— begin RECORDS SUPPLIED —
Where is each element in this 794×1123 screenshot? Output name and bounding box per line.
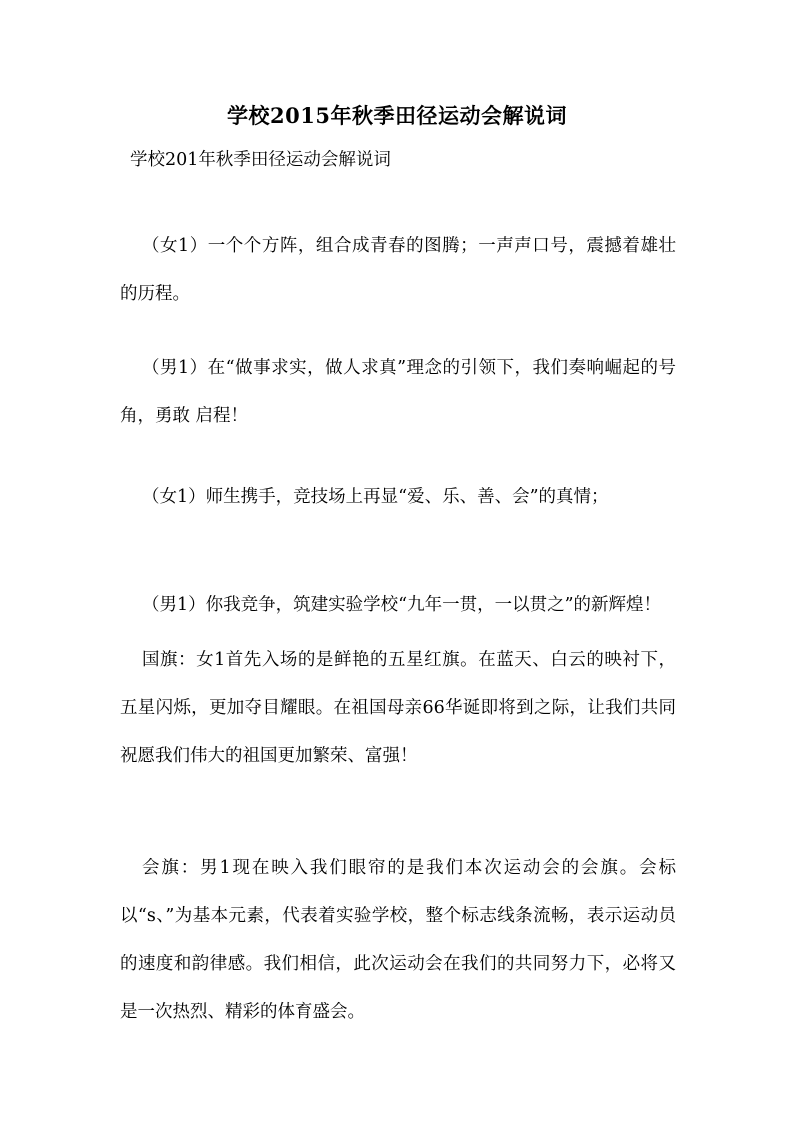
— end RECORDS SUPPLIED —
— begin RECORDS SUPPLIED —
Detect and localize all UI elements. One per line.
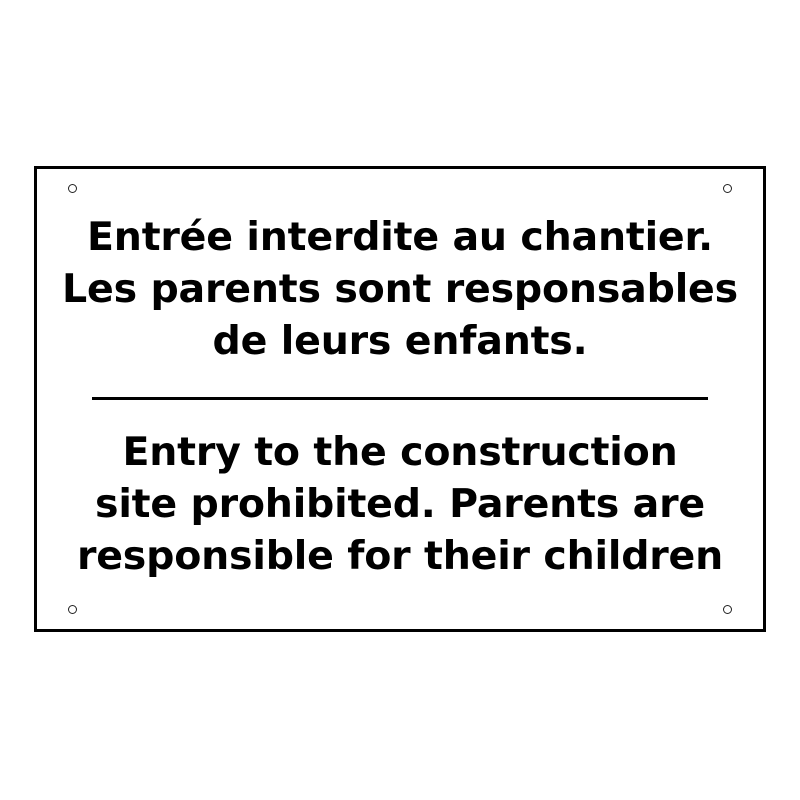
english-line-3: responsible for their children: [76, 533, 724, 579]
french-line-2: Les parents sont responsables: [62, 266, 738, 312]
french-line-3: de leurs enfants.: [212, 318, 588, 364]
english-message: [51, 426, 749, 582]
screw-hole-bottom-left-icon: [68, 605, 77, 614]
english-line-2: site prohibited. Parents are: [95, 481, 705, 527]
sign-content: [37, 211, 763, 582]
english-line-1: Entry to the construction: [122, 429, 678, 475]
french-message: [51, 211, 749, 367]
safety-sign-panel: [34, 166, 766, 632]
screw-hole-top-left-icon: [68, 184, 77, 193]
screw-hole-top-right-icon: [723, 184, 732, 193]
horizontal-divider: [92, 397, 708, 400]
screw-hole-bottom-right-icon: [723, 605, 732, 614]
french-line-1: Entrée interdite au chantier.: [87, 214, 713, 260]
— end RECORDS SUPPLIED —
WHAT IS REQUIRED:
Please reproduce the entries above, from the line containing "Detect and localize" through the line containing "screw-hole-bottom-left-icon: [68, 605, 77, 614]", both lines included. Omit the pictures.

RIGHT ANSWER:
Detect and localize all UI elements. One per line.
english-line-3: responsible for their children: [76, 533, 724, 579]
french-line-2: Les parents sont responsables: [62, 266, 738, 312]
french-line-3: de leurs enfants.: [212, 318, 588, 364]
english-message: [51, 426, 749, 582]
screw-hole-bottom-left-icon: [68, 605, 77, 614]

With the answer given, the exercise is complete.